Directions for this task: Give all the items again with "Patent image size" replaced by "Figure size" wherever it appears, and change nothing else. Leave the pictures out of your answer.

Supplied records:
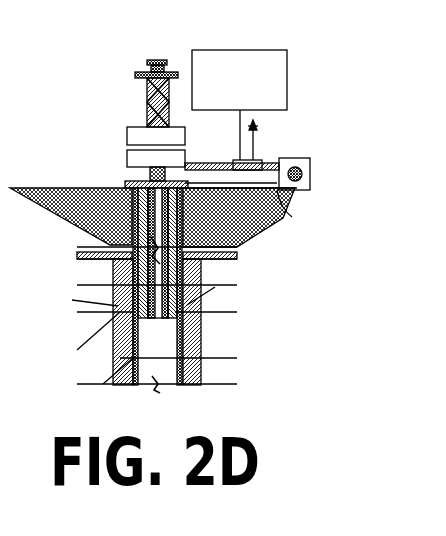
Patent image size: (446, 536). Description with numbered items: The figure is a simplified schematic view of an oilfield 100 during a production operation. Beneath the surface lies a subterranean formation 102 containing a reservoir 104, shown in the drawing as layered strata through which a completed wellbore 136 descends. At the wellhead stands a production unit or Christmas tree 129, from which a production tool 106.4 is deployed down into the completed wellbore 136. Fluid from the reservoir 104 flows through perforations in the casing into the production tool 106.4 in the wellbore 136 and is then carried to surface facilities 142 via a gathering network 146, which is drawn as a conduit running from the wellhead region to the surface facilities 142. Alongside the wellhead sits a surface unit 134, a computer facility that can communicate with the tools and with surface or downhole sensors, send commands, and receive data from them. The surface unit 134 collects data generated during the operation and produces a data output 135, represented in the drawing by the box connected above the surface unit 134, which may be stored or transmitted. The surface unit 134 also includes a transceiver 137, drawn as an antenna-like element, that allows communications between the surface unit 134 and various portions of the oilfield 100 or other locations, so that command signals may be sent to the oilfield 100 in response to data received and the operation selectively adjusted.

The oilfield 100 is at (76, 96).
The subterranean formation 102 is at (250, 292).
The reservoir 104 is at (237, 346).
The production tool 106.4 is at (68, 299).
The Christmas tree 129 is at (160, 54).
The surface unit 134 is at (233, 160).
The data output 135 is at (257, 50).
The completed wellbore 136 is at (187, 224).
The transceiver 137 is at (256, 138).
The surface facilities 142 is at (310, 170).
The gathering network 146 is at (304, 210).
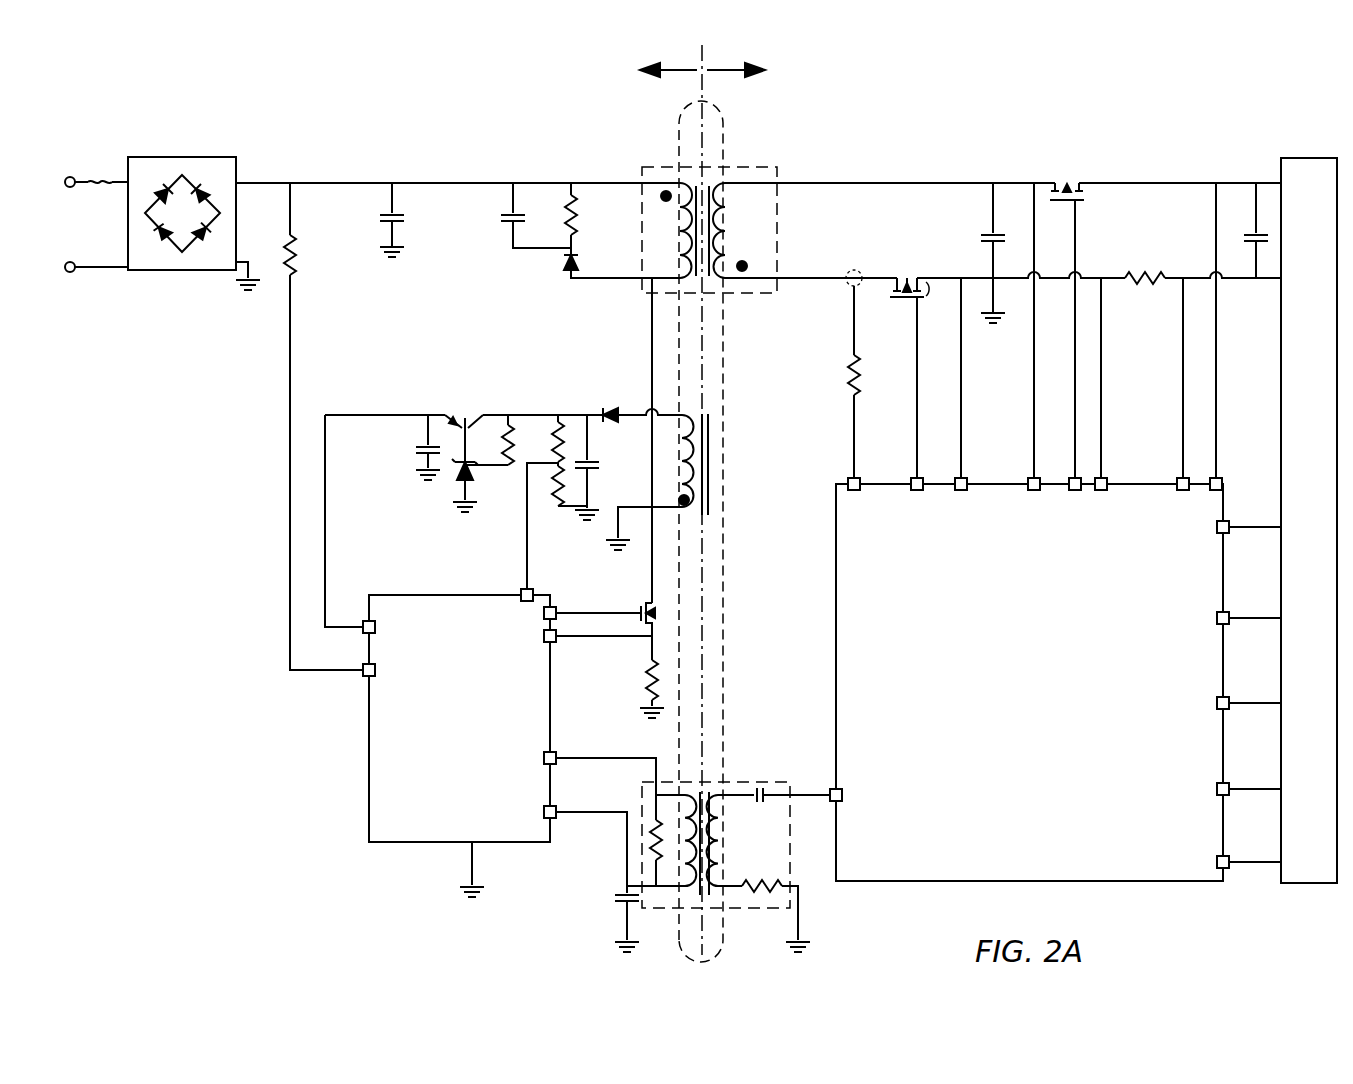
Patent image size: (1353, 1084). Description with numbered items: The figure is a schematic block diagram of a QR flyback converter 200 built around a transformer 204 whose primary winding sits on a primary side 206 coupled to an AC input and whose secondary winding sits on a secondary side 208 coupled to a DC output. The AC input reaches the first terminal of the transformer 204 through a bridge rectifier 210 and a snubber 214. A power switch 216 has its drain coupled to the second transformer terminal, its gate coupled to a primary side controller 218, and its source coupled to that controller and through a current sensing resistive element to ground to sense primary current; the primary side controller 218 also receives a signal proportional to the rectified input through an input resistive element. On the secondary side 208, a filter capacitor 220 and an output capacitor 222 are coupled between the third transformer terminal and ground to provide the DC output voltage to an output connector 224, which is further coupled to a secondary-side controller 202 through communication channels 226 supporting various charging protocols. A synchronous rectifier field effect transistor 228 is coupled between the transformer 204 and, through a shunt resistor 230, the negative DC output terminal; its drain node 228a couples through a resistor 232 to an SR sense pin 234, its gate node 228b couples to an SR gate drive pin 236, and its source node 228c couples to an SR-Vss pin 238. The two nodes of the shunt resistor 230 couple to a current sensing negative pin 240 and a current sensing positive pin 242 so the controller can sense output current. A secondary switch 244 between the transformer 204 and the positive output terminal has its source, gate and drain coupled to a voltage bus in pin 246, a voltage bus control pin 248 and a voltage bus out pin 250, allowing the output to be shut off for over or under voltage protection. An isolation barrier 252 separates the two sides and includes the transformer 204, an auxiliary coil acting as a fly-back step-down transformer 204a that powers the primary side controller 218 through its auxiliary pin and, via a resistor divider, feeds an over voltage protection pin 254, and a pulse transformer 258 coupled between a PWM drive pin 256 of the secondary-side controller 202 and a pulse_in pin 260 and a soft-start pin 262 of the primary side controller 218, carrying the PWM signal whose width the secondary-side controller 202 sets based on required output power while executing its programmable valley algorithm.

The QR flyback converter 200 is at (112, 62).
The secondary-side controller 202 is at (1050, 710).
The transformer 204 is at (642, 170).
The fly-back step-down transformer 204a is at (692, 522).
The primary side 206 is at (669, 63).
The secondary side 208 is at (736, 63).
The bridge rectifier 210 is at (185, 157).
The snubber 214 is at (390, 162).
The power switch 216 is at (664, 626).
The primary side controller 218 is at (487, 748).
The filter capacitor 220 is at (989, 234).
The output capacitor 222 is at (1256, 232).
The output connector 224 is at (1304, 628).
The communication channels 226 is at (1252, 498).
The synchronous rectifier field effect transistor 228 is at (922, 263).
The drain node 228a is at (856, 270).
The gate node 228b is at (909, 299).
The source node 228c is at (947, 299).
The shunt resistor 230 is at (1158, 273).
The resistor 232 is at (852, 362).
The SR sense pin 234 is at (849, 478).
The SR gate drive pin 236 is at (912, 478).
The SR-Vss pin 238 is at (966, 478).
The current sensing negative pin 240 is at (1104, 479).
The current sensing positive pin 242 is at (1182, 478).
The secondary switch 244 is at (1058, 216).
The voltage bus in pin 246 is at (1032, 478).
The voltage bus control pin 248 is at (1072, 478).
The voltage bus out pin 250 is at (1214, 477).
The isolation barrier 252 is at (724, 362).
The OVP_AUX pin 254 is at (524, 605).
The PWM drive pin 256 is at (834, 788).
The pulse transformer 258 is at (770, 777).
The pulse_in pin 260 is at (544, 766).
The soft-start pin 262 is at (542, 818).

Expected output:
Figure size: (446, 536). Description with numbered items: The figure is a simplified schematic view of an oilfield 100 during a production operation. Beneath the surface lies a subterranean formation 102 containing a reservoir 104, shown in the drawing as layered strata through which a completed wellbore 136 descends. At the wellhead stands a production unit or Christmas tree 129, from which a production tool 106.4 is deployed down into the completed wellbore 136. Fluid from the reservoir 104 flows through perforations in the casing into the production tool 106.4 in the wellbore 136 and is then carried to surface facilities 142 via a gathering network 146, which is drawn as a conduit running from the wellhead region to the surface facilities 142. Alongside the wellhead sits a surface unit 134, a computer facility that can communicate with the tools and with surface or downhole sensors, send commands, and receive data from them. The surface unit 134 collects data generated during the operation and produces a data output 135, represented in the drawing by the box connected above the surface unit 134, which may be stored or transmitted. The surface unit 134 also includes a transceiver 137, drawn as an antenna-like element, that allows communications between the surface unit 134 and various portions of the oilfield 100 or other locations, so that command signals may be sent to the oilfield 100 in response to data received and the operation selectively adjusted.

The oilfield 100 is at (76, 96).
The subterranean formation 102 is at (250, 292).
The reservoir 104 is at (237, 346).
The production tool 106.4 is at (68, 299).
The Christmas tree 129 is at (160, 54).
The surface unit 134 is at (233, 160).
The data output 135 is at (257, 50).
The completed wellbore 136 is at (187, 224).
The transceiver 137 is at (256, 138).
The surface facilities 142 is at (310, 170).
The gathering network 146 is at (304, 210).
Figure size: (1353, 1084). Description with numbered items: The figure is a schematic block diagram of a QR flyback converter 200 built around a transformer 204 whose primary winding sits on a primary side 206 coupled to an AC input and whose secondary winding sits on a secondary side 208 coupled to a DC output. The AC input reaches the first terminal of the transformer 204 through a bridge rectifier 210 and a snubber 214. A power switch 216 has its drain coupled to the second transformer terminal, its gate coupled to a primary side controller 218, and its source coupled to that controller and through a current sensing resistive element to ground to sense primary current; the primary side controller 218 also receives a signal proportional to the rectified input through an input resistive element. On the secondary side 208, a filter capacitor 220 and an output capacitor 222 are coupled between the third transformer terminal and ground to provide the DC output voltage to an output connector 224, which is further coupled to a secondary-side controller 202 through communication channels 226 supporting various charging protocols. A synchronous rectifier field effect transistor 228 is coupled between the transformer 204 and, through a shunt resistor 230, the negative DC output terminal; its drain node 228a couples through a resistor 232 to an SR sense pin 234, its gate node 228b couples to an SR gate drive pin 236, and its source node 228c couples to an SR-Vss pin 238. The two nodes of the shunt resistor 230 couple to a current sensing negative pin 240 and a current sensing positive pin 242 so the controller can sense output current. A secondary switch 244 between the transformer 204 and the positive output terminal has its source, gate and drain coupled to a voltage bus in pin 246, a voltage bus control pin 248 and a voltage bus out pin 250, allowing the output to be shut off for over or under voltage protection. An isolation barrier 252 separates the two sides and includes the transformer 204, an auxiliary coil acting as a fly-back step-down transformer 204a that powers the primary side controller 218 through its auxiliary pin and, via a resistor divider, feeds an over voltage protection pin 254, and a pulse transformer 258 coupled between a PWM drive pin 256 of the secondary-side controller 202 and a pulse_in pin 260 and a soft-start pin 262 of the primary side controller 218, carrying the PWM signal whose width the secondary-side controller 202 sets based on required output power while executing its programmable valley algorithm.

The QR flyback converter 200 is at (112, 62).
The secondary-side controller 202 is at (1050, 710).
The transformer 204 is at (642, 170).
The fly-back step-down transformer 204a is at (692, 522).
The primary side 206 is at (669, 63).
The secondary side 208 is at (736, 63).
The bridge rectifier 210 is at (185, 157).
The snubber 214 is at (390, 162).
The power switch 216 is at (664, 626).
The primary side controller 218 is at (487, 748).
The filter capacitor 220 is at (989, 234).
The output capacitor 222 is at (1256, 232).
The output connector 224 is at (1304, 628).
The communication channels 226 is at (1252, 498).
The synchronous rectifier field effect transistor 228 is at (922, 263).
The drain node 228a is at (856, 270).
The gate node 228b is at (909, 299).
The source node 228c is at (947, 299).
The shunt resistor 230 is at (1158, 273).
The resistor 232 is at (852, 362).
The SR sense pin 234 is at (849, 478).
The SR gate drive pin 236 is at (912, 478).
The SR-Vss pin 238 is at (966, 478).
The current sensing negative pin 240 is at (1104, 479).
The current sensing positive pin 242 is at (1182, 478).
The secondary switch 244 is at (1058, 216).
The voltage bus in pin 246 is at (1032, 478).
The voltage bus control pin 248 is at (1072, 478).
The voltage bus out pin 250 is at (1214, 477).
The isolation barrier 252 is at (724, 362).
The OVP_AUX pin 254 is at (524, 605).
The PWM drive pin 256 is at (834, 788).
The pulse transformer 258 is at (770, 777).
The pulse_in pin 260 is at (544, 766).
The soft-start pin 262 is at (542, 818).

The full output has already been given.